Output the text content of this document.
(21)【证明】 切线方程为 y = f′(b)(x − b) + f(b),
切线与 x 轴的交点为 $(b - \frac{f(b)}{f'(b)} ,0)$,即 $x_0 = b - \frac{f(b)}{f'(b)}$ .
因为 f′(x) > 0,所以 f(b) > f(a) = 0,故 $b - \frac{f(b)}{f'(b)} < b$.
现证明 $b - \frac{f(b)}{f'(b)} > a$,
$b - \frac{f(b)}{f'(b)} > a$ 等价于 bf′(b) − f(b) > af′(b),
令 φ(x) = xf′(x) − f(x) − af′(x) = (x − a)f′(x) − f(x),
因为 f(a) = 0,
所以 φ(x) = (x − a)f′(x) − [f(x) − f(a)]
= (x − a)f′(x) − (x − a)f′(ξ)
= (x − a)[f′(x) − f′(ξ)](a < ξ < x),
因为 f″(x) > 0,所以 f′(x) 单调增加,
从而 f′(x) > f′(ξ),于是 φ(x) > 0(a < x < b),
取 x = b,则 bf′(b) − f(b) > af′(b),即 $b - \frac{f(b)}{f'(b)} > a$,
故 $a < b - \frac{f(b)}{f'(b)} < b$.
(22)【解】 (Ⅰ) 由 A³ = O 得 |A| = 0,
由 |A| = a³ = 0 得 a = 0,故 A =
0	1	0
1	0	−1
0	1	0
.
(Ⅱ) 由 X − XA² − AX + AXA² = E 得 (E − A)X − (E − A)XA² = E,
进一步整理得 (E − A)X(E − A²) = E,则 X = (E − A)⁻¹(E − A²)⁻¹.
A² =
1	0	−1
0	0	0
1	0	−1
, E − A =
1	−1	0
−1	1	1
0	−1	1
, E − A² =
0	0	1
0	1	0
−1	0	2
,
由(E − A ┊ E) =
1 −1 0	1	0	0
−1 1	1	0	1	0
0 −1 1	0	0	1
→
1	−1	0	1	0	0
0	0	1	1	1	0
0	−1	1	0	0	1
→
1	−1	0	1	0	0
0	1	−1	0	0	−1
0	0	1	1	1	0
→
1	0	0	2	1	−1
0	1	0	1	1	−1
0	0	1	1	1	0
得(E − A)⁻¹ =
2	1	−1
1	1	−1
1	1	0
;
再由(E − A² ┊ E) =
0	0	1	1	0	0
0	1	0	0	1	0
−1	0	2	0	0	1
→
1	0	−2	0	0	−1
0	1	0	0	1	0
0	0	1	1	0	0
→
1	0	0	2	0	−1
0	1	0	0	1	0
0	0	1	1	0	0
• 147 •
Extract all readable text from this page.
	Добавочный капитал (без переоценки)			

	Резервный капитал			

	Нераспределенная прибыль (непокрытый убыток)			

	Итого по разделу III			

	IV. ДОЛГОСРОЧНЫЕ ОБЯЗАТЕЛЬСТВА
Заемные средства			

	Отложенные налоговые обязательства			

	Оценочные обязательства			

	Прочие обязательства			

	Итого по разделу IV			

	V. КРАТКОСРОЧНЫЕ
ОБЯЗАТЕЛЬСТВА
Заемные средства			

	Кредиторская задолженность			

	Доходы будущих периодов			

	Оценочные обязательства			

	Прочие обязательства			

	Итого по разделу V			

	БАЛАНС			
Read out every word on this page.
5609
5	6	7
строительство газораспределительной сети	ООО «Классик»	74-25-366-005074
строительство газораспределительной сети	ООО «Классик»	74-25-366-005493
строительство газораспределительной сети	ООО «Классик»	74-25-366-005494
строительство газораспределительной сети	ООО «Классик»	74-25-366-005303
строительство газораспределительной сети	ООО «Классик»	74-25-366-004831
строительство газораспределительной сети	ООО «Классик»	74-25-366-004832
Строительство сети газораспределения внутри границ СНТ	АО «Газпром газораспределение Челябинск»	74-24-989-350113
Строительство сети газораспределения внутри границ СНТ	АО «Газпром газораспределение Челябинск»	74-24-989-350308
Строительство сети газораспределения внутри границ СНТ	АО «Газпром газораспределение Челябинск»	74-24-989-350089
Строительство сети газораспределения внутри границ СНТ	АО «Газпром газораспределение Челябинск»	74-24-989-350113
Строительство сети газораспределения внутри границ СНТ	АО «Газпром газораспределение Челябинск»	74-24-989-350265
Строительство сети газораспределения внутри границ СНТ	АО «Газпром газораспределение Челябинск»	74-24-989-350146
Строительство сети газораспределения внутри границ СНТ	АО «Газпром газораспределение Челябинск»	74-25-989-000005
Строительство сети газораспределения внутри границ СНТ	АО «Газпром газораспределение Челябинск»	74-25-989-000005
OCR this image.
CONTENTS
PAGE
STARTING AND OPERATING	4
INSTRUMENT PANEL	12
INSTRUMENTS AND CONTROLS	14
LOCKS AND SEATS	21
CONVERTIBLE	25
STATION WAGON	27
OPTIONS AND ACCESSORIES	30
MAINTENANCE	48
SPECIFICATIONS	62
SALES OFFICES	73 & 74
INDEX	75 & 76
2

Task to complete
Begin with the line that contains "OCR this image." and quote each line after it exactly, stopping after the last line of the data.

Solution below
OCR this image.
CONTENTS
PAGE
STARTING AND OPERATING	4
INSTRUMENT PANEL	12
INSTRUMENTS AND CONTROLS	14
LOCKS AND SEATS	21
CONVERTIBLE	25
STATION WAGON	27
OPTIONS AND ACCESSORIES	30
MAINTENANCE	48
SPECIFICATIONS	62
SALES OFFICES	73 & 74
INDEX	75 & 76
2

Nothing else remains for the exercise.